Extracted information.
▼
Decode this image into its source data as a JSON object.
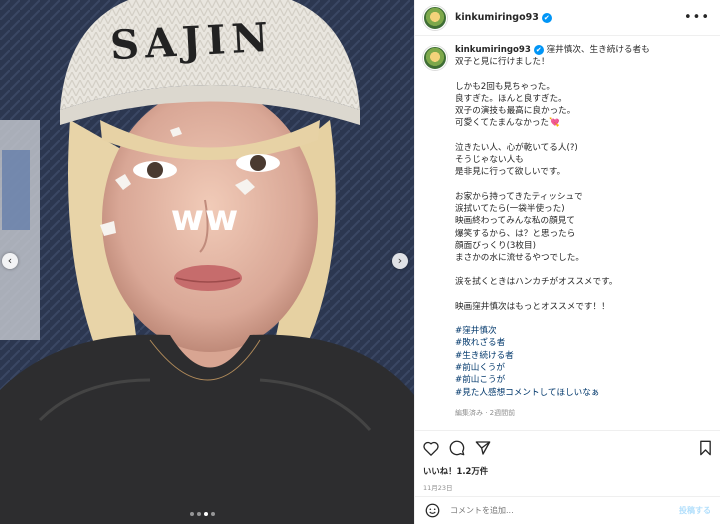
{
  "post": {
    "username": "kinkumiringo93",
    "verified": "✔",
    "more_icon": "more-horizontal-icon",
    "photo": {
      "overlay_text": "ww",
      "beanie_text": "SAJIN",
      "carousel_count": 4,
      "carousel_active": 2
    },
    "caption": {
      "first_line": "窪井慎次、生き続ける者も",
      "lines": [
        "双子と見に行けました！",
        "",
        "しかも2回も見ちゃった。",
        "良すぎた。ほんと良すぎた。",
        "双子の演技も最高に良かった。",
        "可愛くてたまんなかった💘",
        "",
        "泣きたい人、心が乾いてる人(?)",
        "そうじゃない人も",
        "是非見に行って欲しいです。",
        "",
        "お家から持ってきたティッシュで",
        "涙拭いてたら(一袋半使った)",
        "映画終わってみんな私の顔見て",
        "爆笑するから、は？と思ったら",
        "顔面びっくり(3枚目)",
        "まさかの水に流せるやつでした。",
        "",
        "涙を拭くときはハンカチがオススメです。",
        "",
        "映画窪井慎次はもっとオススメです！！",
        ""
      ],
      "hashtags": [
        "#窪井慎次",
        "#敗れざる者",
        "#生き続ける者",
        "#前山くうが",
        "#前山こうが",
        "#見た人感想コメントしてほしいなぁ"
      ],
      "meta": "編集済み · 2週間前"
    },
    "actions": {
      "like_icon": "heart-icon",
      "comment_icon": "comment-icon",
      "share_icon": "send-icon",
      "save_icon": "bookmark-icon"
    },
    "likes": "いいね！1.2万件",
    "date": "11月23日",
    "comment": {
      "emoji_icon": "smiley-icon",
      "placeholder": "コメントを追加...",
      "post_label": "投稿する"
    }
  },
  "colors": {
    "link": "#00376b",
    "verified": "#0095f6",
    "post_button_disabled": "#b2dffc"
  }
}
▲
What you have to do.
Each record above should come back exactly the same, only without its pictures.

Answer to the problem.
Decode this image into its source data as a JSON object.
{
  "post": {
    "username": "kinkumiringo93",
    "verified": "✔",
    "more_icon": "more-horizontal-icon",
    "photo": {
      "overlay_text": "ww",
      "beanie_text": "SAJIN",
      "carousel_count": 4,
      "carousel_active": 2
    },
    "caption": {
      "first_line": "窪井慎次、生き続ける者も",
      "lines": [
        "双子と見に行けました！",
        "",
        "しかも2回も見ちゃった。",
        "良すぎた。ほんと良すぎた。",
        "双子の演技も最高に良かった。",
        "可愛くてたまんなかった💘",
        "",
        "泣きたい人、心が乾いてる人(?)",
        "そうじゃない人も",
        "是非見に行って欲しいです。",
        "",
        "お家から持ってきたティッシュで",
        "涙拭いてたら(一袋半使った)",
        "映画終わってみんな私の顔見て",
        "爆笑するから、は？と思ったら",
        "顔面びっくり(3枚目)",
        "まさかの水に流せるやつでした。",
        "",
        "涙を拭くときはハンカチがオススメです。",
        "",
        "映画窪井慎次はもっとオススメです！！",
        ""
      ],
      "hashtags": [
        "#窪井慎次",
        "#敗れざる者",
        "#生き続ける者",
        "#前山くうが",
        "#前山こうが",
        "#見た人感想コメントしてほしいなぁ"
      ],
      "meta": "編集済み · 2週間前"
    },
    "actions": {
      "like_icon": "heart-icon",
      "comment_icon": "comment-icon",
      "share_icon": "send-icon",
      "save_icon": "bookmark-icon"
    },
    "likes": "いいね！1.2万件",
    "date": "11月23日",
    "comment": {
      "emoji_icon": "smiley-icon",
      "placeholder": "コメントを追加...",
      "post_label": "投稿する"
    }
  },
  "colors": {
    "link": "#00376b",
    "verified": "#0095f6",
    "post_button_disabled": "#b2dffc"
  }
}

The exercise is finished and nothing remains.